WORK TO COMPLETE: Write out each entry again. Keep every word exactly as it is.

TASK DATA:
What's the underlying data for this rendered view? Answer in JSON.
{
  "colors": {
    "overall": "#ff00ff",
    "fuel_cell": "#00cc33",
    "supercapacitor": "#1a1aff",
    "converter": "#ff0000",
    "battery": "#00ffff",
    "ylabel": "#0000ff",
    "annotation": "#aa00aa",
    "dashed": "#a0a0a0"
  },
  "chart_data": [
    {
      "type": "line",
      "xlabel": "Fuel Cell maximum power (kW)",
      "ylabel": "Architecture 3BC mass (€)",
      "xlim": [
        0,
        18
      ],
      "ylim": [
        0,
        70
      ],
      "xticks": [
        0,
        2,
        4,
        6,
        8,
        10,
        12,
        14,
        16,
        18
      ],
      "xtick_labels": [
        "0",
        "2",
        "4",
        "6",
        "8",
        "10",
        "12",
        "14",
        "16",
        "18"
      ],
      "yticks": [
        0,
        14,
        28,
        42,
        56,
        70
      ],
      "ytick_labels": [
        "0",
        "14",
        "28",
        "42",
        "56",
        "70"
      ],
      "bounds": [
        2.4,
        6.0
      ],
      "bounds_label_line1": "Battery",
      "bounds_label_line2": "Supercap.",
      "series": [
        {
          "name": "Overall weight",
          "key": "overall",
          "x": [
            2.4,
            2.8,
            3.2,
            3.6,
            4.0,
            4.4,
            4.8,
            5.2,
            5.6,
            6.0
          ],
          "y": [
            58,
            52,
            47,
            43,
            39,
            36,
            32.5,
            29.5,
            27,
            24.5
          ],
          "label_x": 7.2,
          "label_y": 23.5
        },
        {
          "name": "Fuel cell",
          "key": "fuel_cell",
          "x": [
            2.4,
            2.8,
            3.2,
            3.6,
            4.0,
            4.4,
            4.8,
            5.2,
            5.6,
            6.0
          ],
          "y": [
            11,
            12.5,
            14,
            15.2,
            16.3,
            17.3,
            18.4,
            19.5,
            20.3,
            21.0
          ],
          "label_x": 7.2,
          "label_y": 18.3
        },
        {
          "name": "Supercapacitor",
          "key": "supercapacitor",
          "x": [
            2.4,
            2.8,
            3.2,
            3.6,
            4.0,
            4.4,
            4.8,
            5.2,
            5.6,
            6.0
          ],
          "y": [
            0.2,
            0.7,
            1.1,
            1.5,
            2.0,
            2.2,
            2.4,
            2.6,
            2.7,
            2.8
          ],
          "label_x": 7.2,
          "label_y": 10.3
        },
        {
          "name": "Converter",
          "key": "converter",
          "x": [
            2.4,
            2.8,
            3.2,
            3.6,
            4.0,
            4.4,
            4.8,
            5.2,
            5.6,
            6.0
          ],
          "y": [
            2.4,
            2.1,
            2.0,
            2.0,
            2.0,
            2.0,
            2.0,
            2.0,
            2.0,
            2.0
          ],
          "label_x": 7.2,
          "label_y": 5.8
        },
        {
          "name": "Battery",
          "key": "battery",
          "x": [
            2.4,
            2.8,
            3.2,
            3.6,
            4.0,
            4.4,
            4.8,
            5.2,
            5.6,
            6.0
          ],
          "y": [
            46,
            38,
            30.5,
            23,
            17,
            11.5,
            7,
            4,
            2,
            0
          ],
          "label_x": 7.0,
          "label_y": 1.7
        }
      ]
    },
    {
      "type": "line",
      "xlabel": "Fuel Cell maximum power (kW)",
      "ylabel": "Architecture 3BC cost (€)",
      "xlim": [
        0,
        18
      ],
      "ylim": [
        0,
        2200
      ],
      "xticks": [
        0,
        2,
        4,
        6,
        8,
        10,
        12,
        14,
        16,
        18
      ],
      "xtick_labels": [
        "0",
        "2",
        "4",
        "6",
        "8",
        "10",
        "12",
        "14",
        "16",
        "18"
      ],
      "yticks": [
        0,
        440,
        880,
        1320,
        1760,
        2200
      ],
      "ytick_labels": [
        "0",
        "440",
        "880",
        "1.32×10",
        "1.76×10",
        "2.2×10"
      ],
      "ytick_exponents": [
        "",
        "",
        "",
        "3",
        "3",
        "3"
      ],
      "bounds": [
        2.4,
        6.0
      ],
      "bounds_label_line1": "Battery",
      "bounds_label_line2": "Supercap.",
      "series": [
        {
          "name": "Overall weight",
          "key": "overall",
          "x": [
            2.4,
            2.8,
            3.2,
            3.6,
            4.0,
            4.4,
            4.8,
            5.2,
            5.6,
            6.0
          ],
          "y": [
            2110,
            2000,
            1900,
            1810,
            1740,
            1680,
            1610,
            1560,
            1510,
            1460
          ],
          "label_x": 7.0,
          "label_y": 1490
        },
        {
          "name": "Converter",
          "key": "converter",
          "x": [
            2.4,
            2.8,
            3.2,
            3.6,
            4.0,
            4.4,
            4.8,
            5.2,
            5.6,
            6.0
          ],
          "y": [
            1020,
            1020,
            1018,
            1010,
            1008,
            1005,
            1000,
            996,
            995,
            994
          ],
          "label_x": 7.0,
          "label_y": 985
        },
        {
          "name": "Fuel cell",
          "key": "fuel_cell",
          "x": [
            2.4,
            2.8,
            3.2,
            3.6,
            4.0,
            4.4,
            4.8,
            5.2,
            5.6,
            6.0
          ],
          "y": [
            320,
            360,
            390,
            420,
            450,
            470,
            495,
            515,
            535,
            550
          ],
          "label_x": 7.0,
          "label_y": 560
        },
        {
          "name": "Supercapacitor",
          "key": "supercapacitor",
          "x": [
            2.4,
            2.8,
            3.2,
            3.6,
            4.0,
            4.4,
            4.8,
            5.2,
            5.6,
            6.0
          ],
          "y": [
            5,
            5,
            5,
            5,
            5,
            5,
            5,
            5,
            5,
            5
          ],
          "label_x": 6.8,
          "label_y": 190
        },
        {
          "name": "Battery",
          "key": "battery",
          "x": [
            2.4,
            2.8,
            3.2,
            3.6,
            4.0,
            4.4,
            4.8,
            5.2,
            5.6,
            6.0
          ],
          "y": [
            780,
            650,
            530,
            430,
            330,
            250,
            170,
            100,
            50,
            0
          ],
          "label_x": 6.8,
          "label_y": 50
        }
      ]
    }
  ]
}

SOLUTION:
What's the underlying data for this rendered view? Answer in JSON.
{
  "colors": {
    "overall": "#ff00ff",
    "fuel_cell": "#00cc33",
    "supercapacitor": "#1a1aff",
    "converter": "#ff0000",
    "battery": "#00ffff",
    "ylabel": "#0000ff",
    "annotation": "#aa00aa",
    "dashed": "#a0a0a0"
  },
  "chart_data": [
    {
      "type": "line",
      "xlabel": "Fuel Cell maximum power (kW)",
      "ylabel": "Architecture 3BC mass (€)",
      "xlim": [
        0,
        18
      ],
      "ylim": [
        0,
        70
      ],
      "xticks": [
        0,
        2,
        4,
        6,
        8,
        10,
        12,
        14,
        16,
        18
      ],
      "xtick_labels": [
        "0",
        "2",
        "4",
        "6",
        "8",
        "10",
        "12",
        "14",
        "16",
        "18"
      ],
      "yticks": [
        0,
        14,
        28,
        42,
        56,
        70
      ],
      "ytick_labels": [
        "0",
        "14",
        "28",
        "42",
        "56",
        "70"
      ],
      "bounds": [
        2.4,
        6.0
      ],
      "bounds_label_line1": "Battery",
      "bounds_label_line2": "Supercap.",
      "series": [
        {
          "name": "Overall weight",
          "key": "overall",
          "x": [
            2.4,
            2.8,
            3.2,
            3.6,
            4.0,
            4.4,
            4.8,
            5.2,
            5.6,
            6.0
          ],
          "y": [
            58,
            52,
            47,
            43,
            39,
            36,
            32.5,
            29.5,
            27,
            24.5
          ],
          "label_x": 7.2,
          "label_y": 23.5
        },
        {
          "name": "Fuel cell",
          "key": "fuel_cell",
          "x": [
            2.4,
            2.8,
            3.2,
            3.6,
            4.0,
            4.4,
            4.8,
            5.2,
            5.6,
            6.0
          ],
          "y": [
            11,
            12.5,
            14,
            15.2,
            16.3,
            17.3,
            18.4,
            19.5,
            20.3,
            21.0
          ],
          "label_x": 7.2,
          "label_y": 18.3
        },
        {
          "name": "Supercapacitor",
          "key": "supercapacitor",
          "x": [
            2.4,
            2.8,
            3.2,
            3.6,
            4.0,
            4.4,
            4.8,
            5.2,
            5.6,
            6.0
          ],
          "y": [
            0.2,
            0.7,
            1.1,
            1.5,
            2.0,
            2.2,
            2.4,
            2.6,
            2.7,
            2.8
          ],
          "label_x": 7.2,
          "label_y": 10.3
        },
        {
          "name": "Converter",
          "key": "converter",
          "x": [
            2.4,
            2.8,
            3.2,
            3.6,
            4.0,
            4.4,
            4.8,
            5.2,
            5.6,
            6.0
          ],
          "y": [
            2.4,
            2.1,
            2.0,
            2.0,
            2.0,
            2.0,
            2.0,
            2.0,
            2.0,
            2.0
          ],
          "label_x": 7.2,
          "label_y": 5.8
        },
        {
          "name": "Battery",
          "key": "battery",
          "x": [
            2.4,
            2.8,
            3.2,
            3.6,
            4.0,
            4.4,
            4.8,
            5.2,
            5.6,
            6.0
          ],
          "y": [
            46,
            38,
            30.5,
            23,
            17,
            11.5,
            7,
            4,
            2,
            0
          ],
          "label_x": 7.0,
          "label_y": 1.7
        }
      ]
    },
    {
      "type": "line",
      "xlabel": "Fuel Cell maximum power (kW)",
      "ylabel": "Architecture 3BC cost (€)",
      "xlim": [
        0,
        18
      ],
      "ylim": [
        0,
        2200
      ],
      "xticks": [
        0,
        2,
        4,
        6,
        8,
        10,
        12,
        14,
        16,
        18
      ],
      "xtick_labels": [
        "0",
        "2",
        "4",
        "6",
        "8",
        "10",
        "12",
        "14",
        "16",
        "18"
      ],
      "yticks": [
        0,
        440,
        880,
        1320,
        1760,
        2200
      ],
      "ytick_labels": [
        "0",
        "440",
        "880",
        "1.32×10",
        "1.76×10",
        "2.2×10"
      ],
      "ytick_exponents": [
        "",
        "",
        "",
        "3",
        "3",
        "3"
      ],
      "bounds": [
        2.4,
        6.0
      ],
      "bounds_label_line1": "Battery",
      "bounds_label_line2": "Supercap.",
      "series": [
        {
          "name": "Overall weight",
          "key": "overall",
          "x": [
            2.4,
            2.8,
            3.2,
            3.6,
            4.0,
            4.4,
            4.8,
            5.2,
            5.6,
            6.0
          ],
          "y": [
            2110,
            2000,
            1900,
            1810,
            1740,
            1680,
            1610,
            1560,
            1510,
            1460
          ],
          "label_x": 7.0,
          "label_y": 1490
        },
        {
          "name": "Converter",
          "key": "converter",
          "x": [
            2.4,
            2.8,
            3.2,
            3.6,
            4.0,
            4.4,
            4.8,
            5.2,
            5.6,
            6.0
          ],
          "y": [
            1020,
            1020,
            1018,
            1010,
            1008,
            1005,
            1000,
            996,
            995,
            994
          ],
          "label_x": 7.0,
          "label_y": 985
        },
        {
          "name": "Fuel cell",
          "key": "fuel_cell",
          "x": [
            2.4,
            2.8,
            3.2,
            3.6,
            4.0,
            4.4,
            4.8,
            5.2,
            5.6,
            6.0
          ],
          "y": [
            320,
            360,
            390,
            420,
            450,
            470,
            495,
            515,
            535,
            550
          ],
          "label_x": 7.0,
          "label_y": 560
        },
        {
          "name": "Supercapacitor",
          "key": "supercapacitor",
          "x": [
            2.4,
            2.8,
            3.2,
            3.6,
            4.0,
            4.4,
            4.8,
            5.2,
            5.6,
            6.0
          ],
          "y": [
            5,
            5,
            5,
            5,
            5,
            5,
            5,
            5,
            5,
            5
          ],
          "label_x": 6.8,
          "label_y": 190
        },
        {
          "name": "Battery",
          "key": "battery",
          "x": [
            2.4,
            2.8,
            3.2,
            3.6,
            4.0,
            4.4,
            4.8,
            5.2,
            5.6,
            6.0
          ],
          "y": [
            780,
            650,
            530,
            430,
            330,
            250,
            170,
            100,
            50,
            0
          ],
          "label_x": 6.8,
          "label_y": 50
        }
      ]
    }
  ]
}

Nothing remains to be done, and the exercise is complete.